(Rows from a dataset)

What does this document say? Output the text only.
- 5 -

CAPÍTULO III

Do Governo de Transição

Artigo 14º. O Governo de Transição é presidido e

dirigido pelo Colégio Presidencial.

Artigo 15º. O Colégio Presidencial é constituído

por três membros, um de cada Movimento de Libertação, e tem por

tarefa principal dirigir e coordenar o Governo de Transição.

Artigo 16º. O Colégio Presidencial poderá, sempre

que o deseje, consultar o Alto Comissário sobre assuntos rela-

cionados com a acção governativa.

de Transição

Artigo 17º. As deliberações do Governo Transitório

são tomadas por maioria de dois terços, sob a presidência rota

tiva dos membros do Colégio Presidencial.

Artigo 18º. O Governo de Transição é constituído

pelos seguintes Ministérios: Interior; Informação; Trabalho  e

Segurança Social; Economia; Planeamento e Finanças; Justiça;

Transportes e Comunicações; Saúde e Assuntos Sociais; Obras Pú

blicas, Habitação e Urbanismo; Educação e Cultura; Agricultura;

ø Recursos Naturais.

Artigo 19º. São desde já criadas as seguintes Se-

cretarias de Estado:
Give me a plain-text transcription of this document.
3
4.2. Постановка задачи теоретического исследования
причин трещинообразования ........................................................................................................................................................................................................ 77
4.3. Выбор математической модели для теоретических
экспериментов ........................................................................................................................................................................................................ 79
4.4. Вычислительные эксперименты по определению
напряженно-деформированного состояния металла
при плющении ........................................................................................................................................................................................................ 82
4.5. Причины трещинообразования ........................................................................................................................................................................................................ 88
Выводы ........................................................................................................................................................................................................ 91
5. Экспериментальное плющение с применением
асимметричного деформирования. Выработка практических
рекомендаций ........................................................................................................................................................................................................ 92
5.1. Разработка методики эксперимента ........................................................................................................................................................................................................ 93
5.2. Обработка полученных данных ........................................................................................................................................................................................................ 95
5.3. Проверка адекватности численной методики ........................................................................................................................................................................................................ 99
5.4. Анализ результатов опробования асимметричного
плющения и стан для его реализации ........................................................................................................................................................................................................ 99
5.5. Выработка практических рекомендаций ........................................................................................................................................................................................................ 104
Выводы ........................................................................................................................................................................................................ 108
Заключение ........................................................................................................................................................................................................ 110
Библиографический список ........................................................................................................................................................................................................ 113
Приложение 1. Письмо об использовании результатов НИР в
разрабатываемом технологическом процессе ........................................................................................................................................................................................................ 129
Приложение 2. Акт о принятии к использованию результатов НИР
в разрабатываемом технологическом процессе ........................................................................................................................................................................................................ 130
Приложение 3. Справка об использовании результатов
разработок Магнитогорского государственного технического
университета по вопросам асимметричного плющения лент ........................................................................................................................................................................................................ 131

What to do: The records above must be output exactly, in full.

The response:
What does this document say? Output the text only.
- 5 -

CAPÍTULO III

Do Governo de Transição

Artigo 14º. O Governo de Transição é presidido e

dirigido pelo Colégio Presidencial.

Artigo 15º. O Colégio Presidencial é constituído

por três membros, um de cada Movimento de Libertação, e tem por

tarefa principal dirigir e coordenar o Governo de Transição.

Artigo 16º. O Colégio Presidencial poderá, sempre

que o deseje, consultar o Alto Comissário sobre assuntos rela-

cionados com a acção governativa.

de Transição

Artigo 17º. As deliberações do Governo Transitório

são tomadas por maioria de dois terços, sob a presidência rota

tiva dos membros do Colégio Presidencial.

Artigo 18º. O Governo de Transição é constituído

pelos seguintes Ministérios: Interior; Informação; Trabalho  e

Segurança Social; Economia; Planeamento e Finanças; Justiça;

Transportes e Comunicações; Saúde e Assuntos Sociais; Obras Pú

blicas, Habitação e Urbanismo; Educação e Cultura; Agricultura;

ø Recursos Naturais.

Artigo 19º. São desde já criadas as seguintes Se-

cretarias de Estado:
Give me a plain-text transcription of this document.
3
4.2. Постановка задачи теоретического исследования
причин трещинообразования ........................................................................................................................................................................................................ 77
4.3. Выбор математической модели для теоретических
экспериментов ........................................................................................................................................................................................................ 79
4.4. Вычислительные эксперименты по определению
напряженно-деформированного состояния металла
при плющении ........................................................................................................................................................................................................ 82
4.5. Причины трещинообразования ........................................................................................................................................................................................................ 88
Выводы ........................................................................................................................................................................................................ 91
5. Экспериментальное плющение с применением
асимметричного деформирования. Выработка практических
рекомендаций ........................................................................................................................................................................................................ 92
5.1. Разработка методики эксперимента ........................................................................................................................................................................................................ 93
5.2. Обработка полученных данных ........................................................................................................................................................................................................ 95
5.3. Проверка адекватности численной методики ........................................................................................................................................................................................................ 99
5.4. Анализ результатов опробования асимметричного
плющения и стан для его реализации ........................................................................................................................................................................................................ 99
5.5. Выработка практических рекомендаций ........................................................................................................................................................................................................ 104
Выводы ........................................................................................................................................................................................................ 108
Заключение ........................................................................................................................................................................................................ 110
Библиографический список ........................................................................................................................................................................................................ 113
Приложение 1. Письмо об использовании результатов НИР в
разрабатываемом технологическом процессе ........................................................................................................................................................................................................ 129
Приложение 2. Акт о принятии к использованию результатов НИР
в разрабатываемом технологическом процессе ........................................................................................................................................................................................................ 130
Приложение 3. Справка об использовании результатов
разработок Магнитогорского государственного технического
университета по вопросам асимметричного плющения лент ........................................................................................................................................................................................................ 131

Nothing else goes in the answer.